- TASK:
Print all the data, keeping every line exactly as it is.

━━━━━ GIVEN DATA ━━━━━

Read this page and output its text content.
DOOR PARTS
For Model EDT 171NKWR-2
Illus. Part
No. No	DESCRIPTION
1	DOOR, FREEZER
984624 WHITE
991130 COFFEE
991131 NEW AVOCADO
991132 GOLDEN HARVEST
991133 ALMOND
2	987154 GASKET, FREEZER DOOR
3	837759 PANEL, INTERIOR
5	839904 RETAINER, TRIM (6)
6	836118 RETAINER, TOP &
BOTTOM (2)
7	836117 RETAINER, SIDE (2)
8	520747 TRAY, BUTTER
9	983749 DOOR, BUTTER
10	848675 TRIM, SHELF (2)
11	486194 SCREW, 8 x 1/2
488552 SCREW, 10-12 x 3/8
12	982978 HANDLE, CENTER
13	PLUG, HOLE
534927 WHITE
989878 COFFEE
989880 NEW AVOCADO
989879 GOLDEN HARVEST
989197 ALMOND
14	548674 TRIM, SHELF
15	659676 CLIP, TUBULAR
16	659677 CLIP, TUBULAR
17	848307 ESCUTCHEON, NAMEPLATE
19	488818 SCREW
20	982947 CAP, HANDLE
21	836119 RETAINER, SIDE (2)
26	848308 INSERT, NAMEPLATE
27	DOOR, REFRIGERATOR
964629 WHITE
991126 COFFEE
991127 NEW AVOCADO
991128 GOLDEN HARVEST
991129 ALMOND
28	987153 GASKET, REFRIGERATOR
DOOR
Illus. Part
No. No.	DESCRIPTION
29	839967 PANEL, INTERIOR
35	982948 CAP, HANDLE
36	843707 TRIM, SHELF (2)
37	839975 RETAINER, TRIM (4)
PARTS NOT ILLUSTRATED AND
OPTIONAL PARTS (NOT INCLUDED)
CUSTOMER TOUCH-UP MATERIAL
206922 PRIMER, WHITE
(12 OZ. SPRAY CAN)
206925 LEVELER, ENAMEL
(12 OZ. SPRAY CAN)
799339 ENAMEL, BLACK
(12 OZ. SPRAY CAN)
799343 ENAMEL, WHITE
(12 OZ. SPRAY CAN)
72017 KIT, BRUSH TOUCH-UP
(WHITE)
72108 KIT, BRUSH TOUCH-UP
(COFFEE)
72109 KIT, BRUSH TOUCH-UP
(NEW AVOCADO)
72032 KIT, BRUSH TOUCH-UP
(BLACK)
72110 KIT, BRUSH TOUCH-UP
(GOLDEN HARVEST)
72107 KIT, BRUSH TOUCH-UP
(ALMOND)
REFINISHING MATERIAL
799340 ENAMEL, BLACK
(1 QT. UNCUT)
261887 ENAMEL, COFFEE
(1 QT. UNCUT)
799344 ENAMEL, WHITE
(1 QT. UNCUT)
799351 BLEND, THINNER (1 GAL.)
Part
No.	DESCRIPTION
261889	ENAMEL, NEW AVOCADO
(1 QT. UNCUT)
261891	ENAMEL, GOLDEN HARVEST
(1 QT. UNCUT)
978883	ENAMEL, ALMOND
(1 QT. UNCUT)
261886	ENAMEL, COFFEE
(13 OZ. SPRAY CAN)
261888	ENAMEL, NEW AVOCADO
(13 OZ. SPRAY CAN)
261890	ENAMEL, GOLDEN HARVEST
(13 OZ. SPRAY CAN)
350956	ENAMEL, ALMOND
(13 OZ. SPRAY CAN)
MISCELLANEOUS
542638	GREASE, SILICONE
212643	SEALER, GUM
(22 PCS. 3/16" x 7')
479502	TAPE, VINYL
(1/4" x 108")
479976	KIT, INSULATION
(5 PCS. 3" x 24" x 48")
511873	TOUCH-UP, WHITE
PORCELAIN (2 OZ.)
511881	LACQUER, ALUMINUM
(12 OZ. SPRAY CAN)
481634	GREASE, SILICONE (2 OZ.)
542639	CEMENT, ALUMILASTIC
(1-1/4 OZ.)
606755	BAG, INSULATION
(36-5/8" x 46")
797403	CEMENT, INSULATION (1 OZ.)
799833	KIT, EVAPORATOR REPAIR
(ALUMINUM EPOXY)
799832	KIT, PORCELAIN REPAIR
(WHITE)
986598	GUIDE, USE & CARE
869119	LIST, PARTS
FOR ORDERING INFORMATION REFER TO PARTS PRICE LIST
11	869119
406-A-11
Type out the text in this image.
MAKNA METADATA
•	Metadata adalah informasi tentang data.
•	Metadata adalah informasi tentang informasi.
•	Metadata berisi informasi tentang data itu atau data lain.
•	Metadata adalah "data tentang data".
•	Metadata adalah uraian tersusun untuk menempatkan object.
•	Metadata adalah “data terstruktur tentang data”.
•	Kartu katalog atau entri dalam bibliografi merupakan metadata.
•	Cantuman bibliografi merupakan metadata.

━━━━━

- FINAL ANSWER:
Read this page and output its text content.
DOOR PARTS
For Model EDT 171NKWR-2
Illus. Part
No. No	DESCRIPTION
1	DOOR, FREEZER
984624 WHITE
991130 COFFEE
991131 NEW AVOCADO
991132 GOLDEN HARVEST
991133 ALMOND
2	987154 GASKET, FREEZER DOOR
3	837759 PANEL, INTERIOR
5	839904 RETAINER, TRIM (6)
6	836118 RETAINER, TOP &
BOTTOM (2)
7	836117 RETAINER, SIDE (2)
8	520747 TRAY, BUTTER
9	983749 DOOR, BUTTER
10	848675 TRIM, SHELF (2)
11	486194 SCREW, 8 x 1/2
488552 SCREW, 10-12 x 3/8
12	982978 HANDLE, CENTER
13	PLUG, HOLE
534927 WHITE
989878 COFFEE
989880 NEW AVOCADO
989879 GOLDEN HARVEST
989197 ALMOND
14	548674 TRIM, SHELF
15	659676 CLIP, TUBULAR
16	659677 CLIP, TUBULAR
17	848307 ESCUTCHEON, NAMEPLATE
19	488818 SCREW
20	982947 CAP, HANDLE
21	836119 RETAINER, SIDE (2)
26	848308 INSERT, NAMEPLATE
27	DOOR, REFRIGERATOR
964629 WHITE
991126 COFFEE
991127 NEW AVOCADO
991128 GOLDEN HARVEST
991129 ALMOND
28	987153 GASKET, REFRIGERATOR
DOOR
Illus. Part
No. No.	DESCRIPTION
29	839967 PANEL, INTERIOR
35	982948 CAP, HANDLE
36	843707 TRIM, SHELF (2)
37	839975 RETAINER, TRIM (4)
PARTS NOT ILLUSTRATED AND
OPTIONAL PARTS (NOT INCLUDED)
CUSTOMER TOUCH-UP MATERIAL
206922 PRIMER, WHITE
(12 OZ. SPRAY CAN)
206925 LEVELER, ENAMEL
(12 OZ. SPRAY CAN)
799339 ENAMEL, BLACK
(12 OZ. SPRAY CAN)
799343 ENAMEL, WHITE
(12 OZ. SPRAY CAN)
72017 KIT, BRUSH TOUCH-UP
(WHITE)
72108 KIT, BRUSH TOUCH-UP
(COFFEE)
72109 KIT, BRUSH TOUCH-UP
(NEW AVOCADO)
72032 KIT, BRUSH TOUCH-UP
(BLACK)
72110 KIT, BRUSH TOUCH-UP
(GOLDEN HARVEST)
72107 KIT, BRUSH TOUCH-UP
(ALMOND)
REFINISHING MATERIAL
799340 ENAMEL, BLACK
(1 QT. UNCUT)
261887 ENAMEL, COFFEE
(1 QT. UNCUT)
799344 ENAMEL, WHITE
(1 QT. UNCUT)
799351 BLEND, THINNER (1 GAL.)
Part
No.	DESCRIPTION
261889	ENAMEL, NEW AVOCADO
(1 QT. UNCUT)
261891	ENAMEL, GOLDEN HARVEST
(1 QT. UNCUT)
978883	ENAMEL, ALMOND
(1 QT. UNCUT)
261886	ENAMEL, COFFEE
(13 OZ. SPRAY CAN)
261888	ENAMEL, NEW AVOCADO
(13 OZ. SPRAY CAN)
261890	ENAMEL, GOLDEN HARVEST
(13 OZ. SPRAY CAN)
350956	ENAMEL, ALMOND
(13 OZ. SPRAY CAN)
MISCELLANEOUS
542638	GREASE, SILICONE
212643	SEALER, GUM
(22 PCS. 3/16" x 7')
479502	TAPE, VINYL
(1/4" x 108")
479976	KIT, INSULATION
(5 PCS. 3" x 24" x 48")
511873	TOUCH-UP, WHITE
PORCELAIN (2 OZ.)
511881	LACQUER, ALUMINUM
(12 OZ. SPRAY CAN)
481634	GREASE, SILICONE (2 OZ.)
542639	CEMENT, ALUMILASTIC
(1-1/4 OZ.)
606755	BAG, INSULATION
(36-5/8" x 46")
797403	CEMENT, INSULATION (1 OZ.)
799833	KIT, EVAPORATOR REPAIR
(ALUMINUM EPOXY)
799832	KIT, PORCELAIN REPAIR
(WHITE)
986598	GUIDE, USE & CARE
869119	LIST, PARTS
FOR ORDERING INFORMATION REFER TO PARTS PRICE LIST
11	869119
406-A-11
Type out the text in this image.
MAKNA METADATA
•	Metadata adalah informasi tentang data.
•	Metadata adalah informasi tentang informasi.
•	Metadata berisi informasi tentang data itu atau data lain.
•	Metadata adalah "data tentang data".
•	Metadata adalah uraian tersusun untuk menempatkan object.
•	Metadata adalah “data terstruktur tentang data”.
•	Kartu katalog atau entri dalam bibliografi merupakan metadata.
•	Cantuman bibliografi merupakan metadata.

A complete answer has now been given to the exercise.